Required work: Return, character for character, the lines from the one bearing "Read all visible" through the end of the material. Omit everything before that line.
++++ Record extracts ++++
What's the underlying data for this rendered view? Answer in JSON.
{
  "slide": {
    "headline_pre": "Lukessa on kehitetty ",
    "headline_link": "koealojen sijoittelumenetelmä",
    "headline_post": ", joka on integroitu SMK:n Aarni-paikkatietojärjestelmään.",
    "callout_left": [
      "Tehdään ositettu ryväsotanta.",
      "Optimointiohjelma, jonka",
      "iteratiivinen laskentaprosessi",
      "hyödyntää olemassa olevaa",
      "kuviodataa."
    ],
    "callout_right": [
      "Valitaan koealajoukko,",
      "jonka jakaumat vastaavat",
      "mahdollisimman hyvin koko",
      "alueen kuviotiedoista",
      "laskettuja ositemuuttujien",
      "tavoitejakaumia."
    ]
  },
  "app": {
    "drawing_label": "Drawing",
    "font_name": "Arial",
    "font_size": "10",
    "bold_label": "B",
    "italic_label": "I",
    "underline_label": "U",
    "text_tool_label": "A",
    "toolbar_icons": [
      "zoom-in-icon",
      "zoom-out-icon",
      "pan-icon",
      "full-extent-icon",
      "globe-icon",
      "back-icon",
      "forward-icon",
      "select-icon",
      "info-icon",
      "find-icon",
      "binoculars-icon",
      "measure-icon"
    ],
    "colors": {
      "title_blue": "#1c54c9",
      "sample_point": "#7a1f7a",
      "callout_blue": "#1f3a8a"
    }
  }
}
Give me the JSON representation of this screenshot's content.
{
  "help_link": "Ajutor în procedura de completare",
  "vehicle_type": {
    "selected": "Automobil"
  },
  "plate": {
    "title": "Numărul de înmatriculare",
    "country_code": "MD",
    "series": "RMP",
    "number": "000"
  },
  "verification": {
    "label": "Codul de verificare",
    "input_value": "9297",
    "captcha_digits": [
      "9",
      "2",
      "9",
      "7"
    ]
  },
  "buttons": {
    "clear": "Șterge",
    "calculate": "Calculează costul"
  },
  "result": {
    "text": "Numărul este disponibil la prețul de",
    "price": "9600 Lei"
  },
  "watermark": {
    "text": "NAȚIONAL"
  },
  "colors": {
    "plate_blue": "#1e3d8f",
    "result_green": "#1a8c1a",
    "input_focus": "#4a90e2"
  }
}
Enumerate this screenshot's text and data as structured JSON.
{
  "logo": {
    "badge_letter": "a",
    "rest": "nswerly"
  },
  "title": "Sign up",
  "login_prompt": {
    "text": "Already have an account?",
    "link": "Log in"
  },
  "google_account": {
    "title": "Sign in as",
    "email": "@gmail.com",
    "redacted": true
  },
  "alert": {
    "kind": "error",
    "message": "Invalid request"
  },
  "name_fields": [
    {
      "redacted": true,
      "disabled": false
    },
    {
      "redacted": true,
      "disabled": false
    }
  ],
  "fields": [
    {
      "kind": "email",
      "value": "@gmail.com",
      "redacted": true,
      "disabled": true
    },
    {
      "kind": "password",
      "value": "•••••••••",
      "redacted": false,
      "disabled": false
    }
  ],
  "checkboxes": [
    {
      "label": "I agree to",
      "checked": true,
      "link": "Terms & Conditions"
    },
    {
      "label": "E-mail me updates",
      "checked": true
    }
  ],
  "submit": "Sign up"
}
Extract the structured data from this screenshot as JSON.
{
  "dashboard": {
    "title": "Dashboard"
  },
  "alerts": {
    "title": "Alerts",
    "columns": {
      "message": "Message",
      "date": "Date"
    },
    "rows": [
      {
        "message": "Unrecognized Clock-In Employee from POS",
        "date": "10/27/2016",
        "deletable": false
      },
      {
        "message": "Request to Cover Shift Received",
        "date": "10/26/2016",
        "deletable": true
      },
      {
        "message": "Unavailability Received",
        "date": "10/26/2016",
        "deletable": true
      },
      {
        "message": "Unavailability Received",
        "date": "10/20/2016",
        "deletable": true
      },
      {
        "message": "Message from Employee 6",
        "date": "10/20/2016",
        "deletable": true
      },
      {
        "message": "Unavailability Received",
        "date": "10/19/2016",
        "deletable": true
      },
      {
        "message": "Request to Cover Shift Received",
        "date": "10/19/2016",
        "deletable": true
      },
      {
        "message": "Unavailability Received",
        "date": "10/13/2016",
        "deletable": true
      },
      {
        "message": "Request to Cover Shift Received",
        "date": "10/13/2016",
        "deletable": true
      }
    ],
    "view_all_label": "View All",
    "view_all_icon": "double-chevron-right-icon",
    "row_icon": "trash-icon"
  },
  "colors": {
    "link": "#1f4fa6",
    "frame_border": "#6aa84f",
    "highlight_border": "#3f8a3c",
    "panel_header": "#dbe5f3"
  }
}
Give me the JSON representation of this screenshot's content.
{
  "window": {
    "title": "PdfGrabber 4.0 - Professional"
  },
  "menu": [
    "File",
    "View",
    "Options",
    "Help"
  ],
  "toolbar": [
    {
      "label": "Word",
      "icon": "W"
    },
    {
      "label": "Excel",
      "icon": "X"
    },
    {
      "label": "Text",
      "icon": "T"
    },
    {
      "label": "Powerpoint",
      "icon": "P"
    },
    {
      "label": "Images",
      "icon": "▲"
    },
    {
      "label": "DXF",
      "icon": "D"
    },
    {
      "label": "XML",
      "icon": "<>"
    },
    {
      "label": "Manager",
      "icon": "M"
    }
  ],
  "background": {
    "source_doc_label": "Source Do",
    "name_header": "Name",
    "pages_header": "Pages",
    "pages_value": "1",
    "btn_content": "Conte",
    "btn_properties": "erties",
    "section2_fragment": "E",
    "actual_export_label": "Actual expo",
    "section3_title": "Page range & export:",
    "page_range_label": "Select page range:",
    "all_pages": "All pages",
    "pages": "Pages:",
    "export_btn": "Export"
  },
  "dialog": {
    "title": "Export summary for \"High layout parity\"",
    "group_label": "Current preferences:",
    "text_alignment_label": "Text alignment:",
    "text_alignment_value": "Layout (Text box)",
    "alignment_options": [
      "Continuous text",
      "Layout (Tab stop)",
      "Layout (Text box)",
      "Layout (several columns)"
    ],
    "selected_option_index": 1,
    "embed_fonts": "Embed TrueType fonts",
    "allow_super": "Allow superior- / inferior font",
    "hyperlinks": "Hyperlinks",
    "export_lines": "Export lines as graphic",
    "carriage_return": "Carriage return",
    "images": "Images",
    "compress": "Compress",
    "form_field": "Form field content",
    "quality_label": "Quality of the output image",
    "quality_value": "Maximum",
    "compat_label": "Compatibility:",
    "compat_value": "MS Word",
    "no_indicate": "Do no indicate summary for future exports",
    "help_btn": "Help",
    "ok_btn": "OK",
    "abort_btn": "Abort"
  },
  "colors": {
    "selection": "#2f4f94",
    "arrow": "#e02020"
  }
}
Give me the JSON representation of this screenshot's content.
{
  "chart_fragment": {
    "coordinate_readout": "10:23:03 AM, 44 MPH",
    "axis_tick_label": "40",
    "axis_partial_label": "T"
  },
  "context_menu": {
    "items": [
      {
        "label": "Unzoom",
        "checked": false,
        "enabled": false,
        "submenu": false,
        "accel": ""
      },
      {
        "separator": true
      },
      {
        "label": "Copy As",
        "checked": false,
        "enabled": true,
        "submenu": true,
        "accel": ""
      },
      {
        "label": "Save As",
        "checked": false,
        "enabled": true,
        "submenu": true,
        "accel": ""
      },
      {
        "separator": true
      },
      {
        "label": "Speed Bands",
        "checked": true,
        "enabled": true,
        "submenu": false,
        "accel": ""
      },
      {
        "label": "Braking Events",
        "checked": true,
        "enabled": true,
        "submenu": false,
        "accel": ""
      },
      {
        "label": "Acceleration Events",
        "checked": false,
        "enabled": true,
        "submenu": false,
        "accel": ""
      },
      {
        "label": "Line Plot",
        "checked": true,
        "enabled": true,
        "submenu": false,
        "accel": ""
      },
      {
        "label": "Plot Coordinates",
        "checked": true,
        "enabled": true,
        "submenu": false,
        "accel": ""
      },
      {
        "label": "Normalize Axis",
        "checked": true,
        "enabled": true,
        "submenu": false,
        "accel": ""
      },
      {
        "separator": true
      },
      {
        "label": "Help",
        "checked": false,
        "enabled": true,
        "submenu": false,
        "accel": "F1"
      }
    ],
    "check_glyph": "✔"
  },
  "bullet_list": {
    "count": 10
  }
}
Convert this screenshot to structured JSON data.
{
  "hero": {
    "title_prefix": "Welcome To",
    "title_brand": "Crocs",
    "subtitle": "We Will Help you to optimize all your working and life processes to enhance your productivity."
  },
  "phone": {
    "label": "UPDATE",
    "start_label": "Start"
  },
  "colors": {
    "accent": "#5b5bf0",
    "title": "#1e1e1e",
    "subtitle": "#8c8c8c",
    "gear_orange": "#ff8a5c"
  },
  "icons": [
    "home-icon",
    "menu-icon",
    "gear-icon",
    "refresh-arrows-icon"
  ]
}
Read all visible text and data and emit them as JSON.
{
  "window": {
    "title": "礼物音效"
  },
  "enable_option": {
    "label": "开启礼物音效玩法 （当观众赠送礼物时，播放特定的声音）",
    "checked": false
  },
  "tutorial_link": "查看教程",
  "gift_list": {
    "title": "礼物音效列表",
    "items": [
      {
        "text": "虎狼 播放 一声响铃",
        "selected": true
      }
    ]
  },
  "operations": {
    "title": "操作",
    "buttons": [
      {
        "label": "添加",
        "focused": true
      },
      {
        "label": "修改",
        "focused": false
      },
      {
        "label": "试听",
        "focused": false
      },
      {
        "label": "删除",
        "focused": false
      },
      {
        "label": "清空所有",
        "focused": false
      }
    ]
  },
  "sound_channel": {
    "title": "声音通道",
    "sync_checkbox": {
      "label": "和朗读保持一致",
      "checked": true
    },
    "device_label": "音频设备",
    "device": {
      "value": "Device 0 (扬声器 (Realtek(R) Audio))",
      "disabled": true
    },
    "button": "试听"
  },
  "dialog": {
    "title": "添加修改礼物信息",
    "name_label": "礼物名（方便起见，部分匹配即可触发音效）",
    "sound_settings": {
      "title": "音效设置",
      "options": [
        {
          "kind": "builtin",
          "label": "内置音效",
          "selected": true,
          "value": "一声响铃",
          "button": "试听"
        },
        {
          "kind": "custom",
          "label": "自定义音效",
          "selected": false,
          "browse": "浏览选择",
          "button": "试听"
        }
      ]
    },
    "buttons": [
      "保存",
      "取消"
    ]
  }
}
++++
Right answer:
Read all visible text and data and emit them as JSON.
{
  "window": {
    "title": "礼物音效"
  },
  "enable_option": {
    "label": "开启礼物音效玩法 （当观众赠送礼物时，播放特定的声音）",
    "checked": false
  },
  "tutorial_link": "查看教程",
  "gift_list": {
    "title": "礼物音效列表",
    "items": [
      {
        "text": "虎狼 播放 一声响铃",
        "selected": true
      }
    ]
  },
  "operations": {
    "title": "操作",
    "buttons": [
      {
        "label": "添加",
        "focused": true
      },
      {
        "label": "修改",
        "focused": false
      },
      {
        "label": "试听",
        "focused": false
      },
      {
        "label": "删除",
        "focused": false
      },
      {
        "label": "清空所有",
        "focused": false
      }
    ]
  },
  "sound_channel": {
    "title": "声音通道",
    "sync_checkbox": {
      "label": "和朗读保持一致",
      "checked": true
    },
    "device_label": "音频设备",
    "device": {
      "value": "Device 0 (扬声器 (Realtek(R) Audio))",
      "disabled": true
    },
    "button": "试听"
  },
  "dialog": {
    "title": "添加修改礼物信息",
    "name_label": "礼物名（方便起见，部分匹配即可触发音效）",
    "sound_settings": {
      "title": "音效设置",
      "options": [
        {
          "kind": "builtin",
          "label": "内置音效",
          "selected": true,
          "value": "一声响铃",
          "button": "试听"
        },
        {
          "kind": "custom",
          "label": "自定义音效",
          "selected": false,
          "browse": "浏览选择",
          "button": "试听"
        }
      ]
    },
    "buttons": [
      "保存",
      "取消"
    ]
  }
}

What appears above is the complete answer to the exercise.